* Exercise objective *
Find each line that has the string "value" and give the total, with nothing else.

[Stored records]
--------------------------------------------------
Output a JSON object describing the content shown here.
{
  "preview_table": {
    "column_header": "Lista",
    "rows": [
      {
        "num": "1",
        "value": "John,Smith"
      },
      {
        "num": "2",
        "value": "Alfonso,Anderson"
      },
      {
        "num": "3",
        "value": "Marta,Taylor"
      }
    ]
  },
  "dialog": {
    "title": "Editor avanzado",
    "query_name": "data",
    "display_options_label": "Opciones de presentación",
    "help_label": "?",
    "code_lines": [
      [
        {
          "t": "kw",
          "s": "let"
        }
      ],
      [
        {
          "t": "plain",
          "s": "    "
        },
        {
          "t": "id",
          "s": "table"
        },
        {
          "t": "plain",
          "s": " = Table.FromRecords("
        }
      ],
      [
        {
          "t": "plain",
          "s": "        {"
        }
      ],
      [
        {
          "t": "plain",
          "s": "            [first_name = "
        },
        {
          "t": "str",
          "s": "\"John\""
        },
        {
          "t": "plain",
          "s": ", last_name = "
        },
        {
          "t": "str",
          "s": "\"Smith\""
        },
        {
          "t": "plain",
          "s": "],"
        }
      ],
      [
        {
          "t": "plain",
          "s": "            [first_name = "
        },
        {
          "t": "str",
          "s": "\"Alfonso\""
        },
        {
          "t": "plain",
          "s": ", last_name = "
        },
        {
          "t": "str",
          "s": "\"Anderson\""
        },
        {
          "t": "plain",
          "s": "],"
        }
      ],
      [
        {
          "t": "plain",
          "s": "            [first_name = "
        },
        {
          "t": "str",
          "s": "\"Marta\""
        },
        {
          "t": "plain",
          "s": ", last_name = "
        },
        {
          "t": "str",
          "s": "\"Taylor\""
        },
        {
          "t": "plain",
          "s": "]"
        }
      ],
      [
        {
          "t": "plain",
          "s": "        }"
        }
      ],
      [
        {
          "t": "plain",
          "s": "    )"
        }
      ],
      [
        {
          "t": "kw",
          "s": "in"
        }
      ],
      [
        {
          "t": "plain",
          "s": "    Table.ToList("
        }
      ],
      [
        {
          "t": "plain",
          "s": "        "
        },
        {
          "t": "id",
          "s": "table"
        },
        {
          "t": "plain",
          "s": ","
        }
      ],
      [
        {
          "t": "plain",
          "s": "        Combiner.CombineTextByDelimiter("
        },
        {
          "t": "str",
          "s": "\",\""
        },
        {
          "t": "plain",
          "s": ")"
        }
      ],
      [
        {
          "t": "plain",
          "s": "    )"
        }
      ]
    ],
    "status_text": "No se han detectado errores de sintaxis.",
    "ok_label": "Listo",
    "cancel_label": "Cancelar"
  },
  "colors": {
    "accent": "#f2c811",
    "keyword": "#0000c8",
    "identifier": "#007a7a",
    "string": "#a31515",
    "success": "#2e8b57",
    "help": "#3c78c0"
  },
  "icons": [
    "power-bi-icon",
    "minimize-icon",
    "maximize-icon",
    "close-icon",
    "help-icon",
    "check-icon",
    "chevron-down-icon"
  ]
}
--------------------------------------------------
* Full response *
3